* **Entries**
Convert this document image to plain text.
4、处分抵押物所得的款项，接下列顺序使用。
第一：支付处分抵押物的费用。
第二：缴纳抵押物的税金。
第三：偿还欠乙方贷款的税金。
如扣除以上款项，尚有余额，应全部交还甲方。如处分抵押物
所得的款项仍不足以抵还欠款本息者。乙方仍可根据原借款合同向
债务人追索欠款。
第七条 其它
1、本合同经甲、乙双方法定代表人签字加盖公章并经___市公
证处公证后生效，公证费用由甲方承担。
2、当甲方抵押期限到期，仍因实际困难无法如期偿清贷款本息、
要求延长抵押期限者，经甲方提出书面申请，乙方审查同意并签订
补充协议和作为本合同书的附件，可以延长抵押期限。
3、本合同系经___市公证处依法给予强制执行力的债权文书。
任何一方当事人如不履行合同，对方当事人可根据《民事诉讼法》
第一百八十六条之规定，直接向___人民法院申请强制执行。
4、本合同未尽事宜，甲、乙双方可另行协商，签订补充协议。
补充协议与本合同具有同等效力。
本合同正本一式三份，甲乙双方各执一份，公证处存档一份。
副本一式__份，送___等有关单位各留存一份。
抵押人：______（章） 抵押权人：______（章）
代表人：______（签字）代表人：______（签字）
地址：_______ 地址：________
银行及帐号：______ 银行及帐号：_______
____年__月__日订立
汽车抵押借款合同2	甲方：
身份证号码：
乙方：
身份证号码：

* **Direction**
Copy the material above back out, exactly as written.

* **The answer**
Convert this document image to plain text.
4、处分抵押物所得的款项，接下列顺序使用。
第一：支付处分抵押物的费用。
第二：缴纳抵押物的税金。
第三：偿还欠乙方贷款的税金。
如扣除以上款项，尚有余额，应全部交还甲方。如处分抵押物
所得的款项仍不足以抵还欠款本息者。乙方仍可根据原借款合同向
债务人追索欠款。
第七条 其它
1、本合同经甲、乙双方法定代表人签字加盖公章并经___市公
证处公证后生效，公证费用由甲方承担。
2、当甲方抵押期限到期，仍因实际困难无法如期偿清贷款本息、
要求延长抵押期限者，经甲方提出书面申请，乙方审查同意并签订
补充协议和作为本合同书的附件，可以延长抵押期限。
3、本合同系经___市公证处依法给予强制执行力的债权文书。
任何一方当事人如不履行合同，对方当事人可根据《民事诉讼法》
第一百八十六条之规定，直接向___人民法院申请强制执行。
4、本合同未尽事宜，甲、乙双方可另行协商，签订补充协议。
补充协议与本合同具有同等效力。
本合同正本一式三份，甲乙双方各执一份，公证处存档一份。
副本一式__份，送___等有关单位各留存一份。
抵押人：______（章） 抵押权人：______（章）
代表人：______（签字）代表人：______（签字）
地址：_______ 地址：________
银行及帐号：______ 银行及帐号：_______
____年__月__日订立
汽车抵押借款合同2	甲方：
身份证号码：
乙方：
身份证号码：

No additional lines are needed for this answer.